SÉRIE D'EXERCICES
1. D'après le texte extrait, depuis combien de temps existe le champ de la sécurité de l'IA ?
2. Recopiez le passage du texte extrait qui commence par "La voix qui" et se poursuit jusqu'à "bloque la page.".

TEXTE EXTRAIT
Écrire ce que je ne maîtrise pas encore

Pourquoi je publie des notes d'apprentissage malgré la peur d'avoir tort en public.

Publier ce blog me met mal à l’aise. C’est en partie pour cette raison que je le fais. Écrire ce que je ne maîtrise pas encore, c’est accepter de me tromper devant témoin.

La voix qui dit d’attendre

Il y a une voix qui répète : attends d’être experte, sinon tu vas écrire une bêtise. Le problème, c’est qu’en sécurité de l’IA personne n’est tout à fait expert, le champ a deux ans et se reconfigure tous les mois. L’attente d’un moment où je serais légitime n’arrive jamais. Cette voix ne protège pas. Elle bloque la page.

Ce que l’exposition change

Écrire pour d’autres force une clarté que je m’épargne quand j’écris pour moi seule. Pour un lecteur, il faut éclaircir les zones que je laisserais dans l’ombre.

Une erreur publiée se corrige. Quelqu’un finit par signaler ce qui cloche, et j’apprends plus vite que seule devant mes notes. Une erreur gardée pour moi, elle, reste.

Les notes datées laissent aussi une trace. Relire ce que j’écrivais il y a six mois, c’est mesurer une distance que le progrès, vécu de l’intérieur, rend invisible.

Le cadre que je me fixe

Je n’écris pas comme si je savais. J’écris comme quelqu’un qui cherche, en séparant ce que je crois avoir compris de ce qui reste incertain. Si tu me lis et que je me trompe, dis-le-moi. C’est tout l’intérêt de travailler à découvert.

LIGNES FOURNIES
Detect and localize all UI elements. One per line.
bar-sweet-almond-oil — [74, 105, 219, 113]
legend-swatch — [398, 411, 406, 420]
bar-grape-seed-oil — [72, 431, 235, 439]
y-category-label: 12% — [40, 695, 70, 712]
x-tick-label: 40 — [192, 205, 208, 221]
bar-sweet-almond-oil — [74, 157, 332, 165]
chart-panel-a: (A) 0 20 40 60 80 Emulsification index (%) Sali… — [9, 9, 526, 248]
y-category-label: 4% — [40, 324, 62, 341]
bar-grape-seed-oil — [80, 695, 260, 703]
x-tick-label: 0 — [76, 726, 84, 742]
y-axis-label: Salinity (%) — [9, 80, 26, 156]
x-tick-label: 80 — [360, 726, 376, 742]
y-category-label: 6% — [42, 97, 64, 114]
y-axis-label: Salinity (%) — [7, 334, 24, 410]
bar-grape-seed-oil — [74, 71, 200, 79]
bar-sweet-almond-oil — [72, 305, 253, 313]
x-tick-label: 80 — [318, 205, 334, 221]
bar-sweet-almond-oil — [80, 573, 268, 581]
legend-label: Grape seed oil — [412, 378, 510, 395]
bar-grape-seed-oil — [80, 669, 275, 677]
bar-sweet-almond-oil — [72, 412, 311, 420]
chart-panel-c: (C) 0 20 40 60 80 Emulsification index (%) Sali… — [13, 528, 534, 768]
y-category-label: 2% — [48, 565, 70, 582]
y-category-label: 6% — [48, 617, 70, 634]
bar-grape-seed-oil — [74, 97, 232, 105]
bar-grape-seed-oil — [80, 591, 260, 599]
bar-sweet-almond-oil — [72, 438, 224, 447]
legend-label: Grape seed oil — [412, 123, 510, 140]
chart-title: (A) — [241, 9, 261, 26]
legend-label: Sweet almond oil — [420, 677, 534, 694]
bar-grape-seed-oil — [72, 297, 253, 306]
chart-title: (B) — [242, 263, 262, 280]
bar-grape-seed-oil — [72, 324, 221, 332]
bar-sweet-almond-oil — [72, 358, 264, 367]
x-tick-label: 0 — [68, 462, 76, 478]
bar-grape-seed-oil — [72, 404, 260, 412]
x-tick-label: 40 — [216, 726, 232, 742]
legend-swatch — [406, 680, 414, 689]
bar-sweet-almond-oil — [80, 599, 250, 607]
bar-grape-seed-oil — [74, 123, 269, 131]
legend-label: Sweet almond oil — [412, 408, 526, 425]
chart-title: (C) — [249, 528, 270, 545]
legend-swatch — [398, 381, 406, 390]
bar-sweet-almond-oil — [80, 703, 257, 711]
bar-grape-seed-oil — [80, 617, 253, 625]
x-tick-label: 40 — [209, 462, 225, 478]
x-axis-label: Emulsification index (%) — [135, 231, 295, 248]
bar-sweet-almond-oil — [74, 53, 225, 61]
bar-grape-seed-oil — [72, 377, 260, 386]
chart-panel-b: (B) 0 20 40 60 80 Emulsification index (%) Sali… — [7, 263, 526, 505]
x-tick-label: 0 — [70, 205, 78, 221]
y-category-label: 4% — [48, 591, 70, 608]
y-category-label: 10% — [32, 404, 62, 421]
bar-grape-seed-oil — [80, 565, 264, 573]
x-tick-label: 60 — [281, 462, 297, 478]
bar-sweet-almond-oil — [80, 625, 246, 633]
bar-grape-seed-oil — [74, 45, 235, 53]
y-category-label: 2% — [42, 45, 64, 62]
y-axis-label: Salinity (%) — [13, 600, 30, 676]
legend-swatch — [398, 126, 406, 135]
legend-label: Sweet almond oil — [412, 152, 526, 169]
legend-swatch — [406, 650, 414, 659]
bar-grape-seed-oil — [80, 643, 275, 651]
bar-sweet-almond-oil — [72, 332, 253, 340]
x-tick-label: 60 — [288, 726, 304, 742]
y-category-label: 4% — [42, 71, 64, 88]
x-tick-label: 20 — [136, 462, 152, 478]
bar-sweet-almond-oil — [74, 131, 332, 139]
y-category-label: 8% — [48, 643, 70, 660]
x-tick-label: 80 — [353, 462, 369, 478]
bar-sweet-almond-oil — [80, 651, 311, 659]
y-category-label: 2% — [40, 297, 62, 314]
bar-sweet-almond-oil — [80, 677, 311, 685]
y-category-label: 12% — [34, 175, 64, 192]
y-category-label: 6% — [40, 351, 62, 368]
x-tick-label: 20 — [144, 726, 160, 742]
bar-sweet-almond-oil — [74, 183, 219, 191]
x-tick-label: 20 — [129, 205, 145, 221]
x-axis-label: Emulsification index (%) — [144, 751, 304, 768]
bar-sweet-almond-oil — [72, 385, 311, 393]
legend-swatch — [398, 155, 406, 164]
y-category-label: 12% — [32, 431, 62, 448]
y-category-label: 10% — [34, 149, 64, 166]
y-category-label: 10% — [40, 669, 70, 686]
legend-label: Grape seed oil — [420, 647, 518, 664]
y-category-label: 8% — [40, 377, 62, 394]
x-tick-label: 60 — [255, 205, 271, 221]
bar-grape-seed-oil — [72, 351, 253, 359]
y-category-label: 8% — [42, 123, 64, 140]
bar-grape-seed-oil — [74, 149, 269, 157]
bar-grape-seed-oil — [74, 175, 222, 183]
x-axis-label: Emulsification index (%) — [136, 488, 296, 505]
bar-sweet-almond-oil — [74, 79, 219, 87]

RÉPONSES AUX EXERCICES
1. Depuis deux ans.

2.
La voix qui dit d’attendre

Il y a une voix qui répète : attends d’être experte, sinon tu vas écrire une bêtise. Le problème, c’est qu’en sécurité de l’IA personne n’est tout à fait expert, le champ a deux ans et se reconfigure tous les mois. L’attente d’un moment où je serais légitime n’arrive jamais. Cette voix ne protège pas. Elle bloque la page.